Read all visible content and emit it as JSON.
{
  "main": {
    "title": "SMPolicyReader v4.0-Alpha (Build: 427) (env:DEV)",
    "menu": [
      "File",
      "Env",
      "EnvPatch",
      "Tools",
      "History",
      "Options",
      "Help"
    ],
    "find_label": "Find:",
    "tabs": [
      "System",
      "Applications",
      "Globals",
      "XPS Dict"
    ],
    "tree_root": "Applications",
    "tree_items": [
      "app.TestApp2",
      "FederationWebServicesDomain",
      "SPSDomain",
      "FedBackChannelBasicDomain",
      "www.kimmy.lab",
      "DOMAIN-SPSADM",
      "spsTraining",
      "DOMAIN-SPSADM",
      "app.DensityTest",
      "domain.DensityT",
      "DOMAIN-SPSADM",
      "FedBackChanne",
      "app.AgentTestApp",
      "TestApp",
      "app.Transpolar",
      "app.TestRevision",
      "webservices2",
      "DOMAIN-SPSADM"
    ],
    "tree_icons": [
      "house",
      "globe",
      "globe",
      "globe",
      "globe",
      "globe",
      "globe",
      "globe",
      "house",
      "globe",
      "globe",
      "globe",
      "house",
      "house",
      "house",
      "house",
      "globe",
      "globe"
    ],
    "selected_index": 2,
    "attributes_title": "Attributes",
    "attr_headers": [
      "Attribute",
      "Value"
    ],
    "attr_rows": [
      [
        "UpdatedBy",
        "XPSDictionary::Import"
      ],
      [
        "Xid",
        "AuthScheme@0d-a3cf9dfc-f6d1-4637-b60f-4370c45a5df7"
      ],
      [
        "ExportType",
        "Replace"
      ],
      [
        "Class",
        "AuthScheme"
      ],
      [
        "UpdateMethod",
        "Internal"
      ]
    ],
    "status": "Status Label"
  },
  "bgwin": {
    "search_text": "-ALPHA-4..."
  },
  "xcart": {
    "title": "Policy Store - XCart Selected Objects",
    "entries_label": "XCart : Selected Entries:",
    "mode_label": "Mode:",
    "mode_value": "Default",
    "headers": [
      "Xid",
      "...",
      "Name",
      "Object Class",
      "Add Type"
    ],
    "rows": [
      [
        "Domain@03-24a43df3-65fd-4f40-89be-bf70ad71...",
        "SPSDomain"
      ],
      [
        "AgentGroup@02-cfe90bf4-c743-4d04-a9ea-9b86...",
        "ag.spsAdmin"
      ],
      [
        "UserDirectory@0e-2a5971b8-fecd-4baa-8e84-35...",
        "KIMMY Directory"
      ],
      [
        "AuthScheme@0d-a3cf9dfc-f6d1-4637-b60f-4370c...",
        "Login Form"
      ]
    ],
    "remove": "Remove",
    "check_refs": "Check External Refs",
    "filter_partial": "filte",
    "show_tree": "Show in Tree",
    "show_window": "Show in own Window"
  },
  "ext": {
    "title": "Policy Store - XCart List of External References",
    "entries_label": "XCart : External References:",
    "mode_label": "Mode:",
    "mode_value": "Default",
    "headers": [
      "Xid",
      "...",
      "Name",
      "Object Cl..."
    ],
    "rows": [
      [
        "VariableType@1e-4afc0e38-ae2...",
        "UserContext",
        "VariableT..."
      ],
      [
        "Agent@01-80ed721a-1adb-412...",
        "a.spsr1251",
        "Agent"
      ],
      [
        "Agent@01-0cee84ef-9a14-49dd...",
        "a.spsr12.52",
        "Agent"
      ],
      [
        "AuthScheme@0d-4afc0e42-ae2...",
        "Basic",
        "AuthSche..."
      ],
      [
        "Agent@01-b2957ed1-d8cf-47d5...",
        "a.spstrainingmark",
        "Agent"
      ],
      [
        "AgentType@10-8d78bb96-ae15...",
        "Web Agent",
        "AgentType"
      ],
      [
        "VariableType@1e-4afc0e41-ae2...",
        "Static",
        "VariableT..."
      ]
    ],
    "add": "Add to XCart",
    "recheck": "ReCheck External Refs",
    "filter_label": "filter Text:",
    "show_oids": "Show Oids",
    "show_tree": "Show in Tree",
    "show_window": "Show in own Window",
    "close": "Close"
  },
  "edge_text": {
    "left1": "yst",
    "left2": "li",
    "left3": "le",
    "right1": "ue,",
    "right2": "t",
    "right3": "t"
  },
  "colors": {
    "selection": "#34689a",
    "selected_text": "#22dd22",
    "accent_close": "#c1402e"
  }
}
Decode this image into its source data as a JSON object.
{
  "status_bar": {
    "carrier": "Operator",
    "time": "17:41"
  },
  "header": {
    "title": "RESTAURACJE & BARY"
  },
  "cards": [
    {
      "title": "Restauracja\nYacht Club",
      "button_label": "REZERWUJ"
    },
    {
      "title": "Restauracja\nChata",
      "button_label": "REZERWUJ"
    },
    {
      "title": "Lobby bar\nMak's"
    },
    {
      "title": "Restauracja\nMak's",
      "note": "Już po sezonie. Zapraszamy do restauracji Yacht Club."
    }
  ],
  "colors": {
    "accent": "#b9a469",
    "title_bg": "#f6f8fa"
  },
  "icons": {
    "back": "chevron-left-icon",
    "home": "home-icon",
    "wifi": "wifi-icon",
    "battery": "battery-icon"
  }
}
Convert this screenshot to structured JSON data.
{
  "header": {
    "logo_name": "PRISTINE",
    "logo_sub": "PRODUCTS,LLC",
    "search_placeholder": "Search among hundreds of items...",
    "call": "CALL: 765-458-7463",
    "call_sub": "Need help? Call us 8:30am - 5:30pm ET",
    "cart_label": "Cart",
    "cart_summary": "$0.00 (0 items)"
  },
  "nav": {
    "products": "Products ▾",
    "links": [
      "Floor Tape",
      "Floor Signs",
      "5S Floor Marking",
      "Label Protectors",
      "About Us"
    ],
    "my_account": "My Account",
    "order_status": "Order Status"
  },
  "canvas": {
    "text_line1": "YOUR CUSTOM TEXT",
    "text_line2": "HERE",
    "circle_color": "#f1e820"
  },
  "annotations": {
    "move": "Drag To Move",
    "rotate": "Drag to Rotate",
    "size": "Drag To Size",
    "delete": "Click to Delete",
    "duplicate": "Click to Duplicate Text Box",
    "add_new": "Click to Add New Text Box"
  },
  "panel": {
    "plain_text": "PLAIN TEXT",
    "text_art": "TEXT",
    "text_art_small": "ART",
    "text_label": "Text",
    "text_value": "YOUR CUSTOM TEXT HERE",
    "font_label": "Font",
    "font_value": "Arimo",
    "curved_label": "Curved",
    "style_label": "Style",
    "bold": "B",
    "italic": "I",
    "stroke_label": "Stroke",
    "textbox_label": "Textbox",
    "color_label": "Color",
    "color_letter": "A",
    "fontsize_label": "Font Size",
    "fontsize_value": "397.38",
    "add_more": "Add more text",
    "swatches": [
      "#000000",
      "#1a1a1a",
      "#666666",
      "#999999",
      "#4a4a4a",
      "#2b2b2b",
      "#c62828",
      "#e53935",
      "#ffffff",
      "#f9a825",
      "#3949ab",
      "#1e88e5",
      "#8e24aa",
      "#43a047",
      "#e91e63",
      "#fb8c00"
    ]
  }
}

To do: The lines above should be duplicated exactly.

Complete response:
Read all visible content and emit it as JSON.
{
  "main": {
    "title": "SMPolicyReader v4.0-Alpha (Build: 427) (env:DEV)",
    "menu": [
      "File",
      "Env",
      "EnvPatch",
      "Tools",
      "History",
      "Options",
      "Help"
    ],
    "find_label": "Find:",
    "tabs": [
      "System",
      "Applications",
      "Globals",
      "XPS Dict"
    ],
    "tree_root": "Applications",
    "tree_items": [
      "app.TestApp2",
      "FederationWebServicesDomain",
      "SPSDomain",
      "FedBackChannelBasicDomain",
      "www.kimmy.lab",
      "DOMAIN-SPSADM",
      "spsTraining",
      "DOMAIN-SPSADM",
      "app.DensityTest",
      "domain.DensityT",
      "DOMAIN-SPSADM",
      "FedBackChanne",
      "app.AgentTestApp",
      "TestApp",
      "app.Transpolar",
      "app.TestRevision",
      "webservices2",
      "DOMAIN-SPSADM"
    ],
    "tree_icons": [
      "house",
      "globe",
      "globe",
      "globe",
      "globe",
      "globe",
      "globe",
      "globe",
      "house",
      "globe",
      "globe",
      "globe",
      "house",
      "house",
      "house",
      "house",
      "globe",
      "globe"
    ],
    "selected_index": 2,
    "attributes_title": "Attributes",
    "attr_headers": [
      "Attribute",
      "Value"
    ],
    "attr_rows": [
      [
        "UpdatedBy",
        "XPSDictionary::Import"
      ],
      [
        "Xid",
        "AuthScheme@0d-a3cf9dfc-f6d1-4637-b60f-4370c45a5df7"
      ],
      [
        "ExportType",
        "Replace"
      ],
      [
        "Class",
        "AuthScheme"
      ],
      [
        "UpdateMethod",
        "Internal"
      ]
    ],
    "status": "Status Label"
  },
  "bgwin": {
    "search_text": "-ALPHA-4..."
  },
  "xcart": {
    "title": "Policy Store - XCart Selected Objects",
    "entries_label": "XCart : Selected Entries:",
    "mode_label": "Mode:",
    "mode_value": "Default",
    "headers": [
      "Xid",
      "...",
      "Name",
      "Object Class",
      "Add Type"
    ],
    "rows": [
      [
        "Domain@03-24a43df3-65fd-4f40-89be-bf70ad71...",
        "SPSDomain"
      ],
      [
        "AgentGroup@02-cfe90bf4-c743-4d04-a9ea-9b86...",
        "ag.spsAdmin"
      ],
      [
        "UserDirectory@0e-2a5971b8-fecd-4baa-8e84-35...",
        "KIMMY Directory"
      ],
      [
        "AuthScheme@0d-a3cf9dfc-f6d1-4637-b60f-4370c...",
        "Login Form"
      ]
    ],
    "remove": "Remove",
    "check_refs": "Check External Refs",
    "filter_partial": "filte",
    "show_tree": "Show in Tree",
    "show_window": "Show in own Window"
  },
  "ext": {
    "title": "Policy Store - XCart List of External References",
    "entries_label": "XCart : External References:",
    "mode_label": "Mode:",
    "mode_value": "Default",
    "headers": [
      "Xid",
      "...",
      "Name",
      "Object Cl..."
    ],
    "rows": [
      [
        "VariableType@1e-4afc0e38-ae2...",
        "UserContext",
        "VariableT..."
      ],
      [
        "Agent@01-80ed721a-1adb-412...",
        "a.spsr1251",
        "Agent"
      ],
      [
        "Agent@01-0cee84ef-9a14-49dd...",
        "a.spsr12.52",
        "Agent"
      ],
      [
        "AuthScheme@0d-4afc0e42-ae2...",
        "Basic",
        "AuthSche..."
      ],
      [
        "Agent@01-b2957ed1-d8cf-47d5...",
        "a.spstrainingmark",
        "Agent"
      ],
      [
        "AgentType@10-8d78bb96-ae15...",
        "Web Agent",
        "AgentType"
      ],
      [
        "VariableType@1e-4afc0e41-ae2...",
        "Static",
        "VariableT..."
      ]
    ],
    "add": "Add to XCart",
    "recheck": "ReCheck External Refs",
    "filter_label": "filter Text:",
    "show_oids": "Show Oids",
    "show_tree": "Show in Tree",
    "show_window": "Show in own Window",
    "close": "Close"
  },
  "edge_text": {
    "left1": "yst",
    "left2": "li",
    "left3": "le",
    "right1": "ue,",
    "right2": "t",
    "right3": "t"
  },
  "colors": {
    "selection": "#34689a",
    "selected_text": "#22dd22",
    "accent_close": "#c1402e"
  }
}
Decode this image into its source data as a JSON object.
{
  "status_bar": {
    "carrier": "Operator",
    "time": "17:41"
  },
  "header": {
    "title": "RESTAURACJE & BARY"
  },
  "cards": [
    {
      "title": "Restauracja\nYacht Club",
      "button_label": "REZERWUJ"
    },
    {
      "title": "Restauracja\nChata",
      "button_label": "REZERWUJ"
    },
    {
      "title": "Lobby bar\nMak's"
    },
    {
      "title": "Restauracja\nMak's",
      "note": "Już po sezonie. Zapraszamy do restauracji Yacht Club."
    }
  ],
  "colors": {
    "accent": "#b9a469",
    "title_bg": "#f6f8fa"
  },
  "icons": {
    "back": "chevron-left-icon",
    "home": "home-icon",
    "wifi": "wifi-icon",
    "battery": "battery-icon"
  }
}
Convert this screenshot to structured JSON data.
{
  "header": {
    "logo_name": "PRISTINE",
    "logo_sub": "PRODUCTS,LLC",
    "search_placeholder": "Search among hundreds of items...",
    "call": "CALL: 765-458-7463",
    "call_sub": "Need help? Call us 8:30am - 5:30pm ET",
    "cart_label": "Cart",
    "cart_summary": "$0.00 (0 items)"
  },
  "nav": {
    "products": "Products ▾",
    "links": [
      "Floor Tape",
      "Floor Signs",
      "5S Floor Marking",
      "Label Protectors",
      "About Us"
    ],
    "my_account": "My Account",
    "order_status": "Order Status"
  },
  "canvas": {
    "text_line1": "YOUR CUSTOM TEXT",
    "text_line2": "HERE",
    "circle_color": "#f1e820"
  },
  "annotations": {
    "move": "Drag To Move",
    "rotate": "Drag to Rotate",
    "size": "Drag To Size",
    "delete": "Click to Delete",
    "duplicate": "Click to Duplicate Text Box",
    "add_new": "Click to Add New Text Box"
  },
  "panel": {
    "plain_text": "PLAIN TEXT",
    "text_art": "TEXT",
    "text_art_small": "ART",
    "text_label": "Text",
    "text_value": "YOUR CUSTOM TEXT HERE",
    "font_label": "Font",
    "font_value": "Arimo",
    "curved_label": "Curved",
    "style_label": "Style",
    "bold": "B",
    "italic": "I",
    "stroke_label": "Stroke",
    "textbox_label": "Textbox",
    "color_label": "Color",
    "color_letter": "A",
    "fontsize_label": "Font Size",
    "fontsize_value": "397.38",
    "add_more": "Add more text",
    "swatches": [
      "#000000",
      "#1a1a1a",
      "#666666",
      "#999999",
      "#4a4a4a",
      "#2b2b2b",
      "#c62828",
      "#e53935",
      "#ffffff",
      "#f9a825",
      "#3949ab",
      "#1e88e5",
      "#8e24aa",
      "#43a047",
      "#e91e63",
      "#fb8c00"
    ]
  }
}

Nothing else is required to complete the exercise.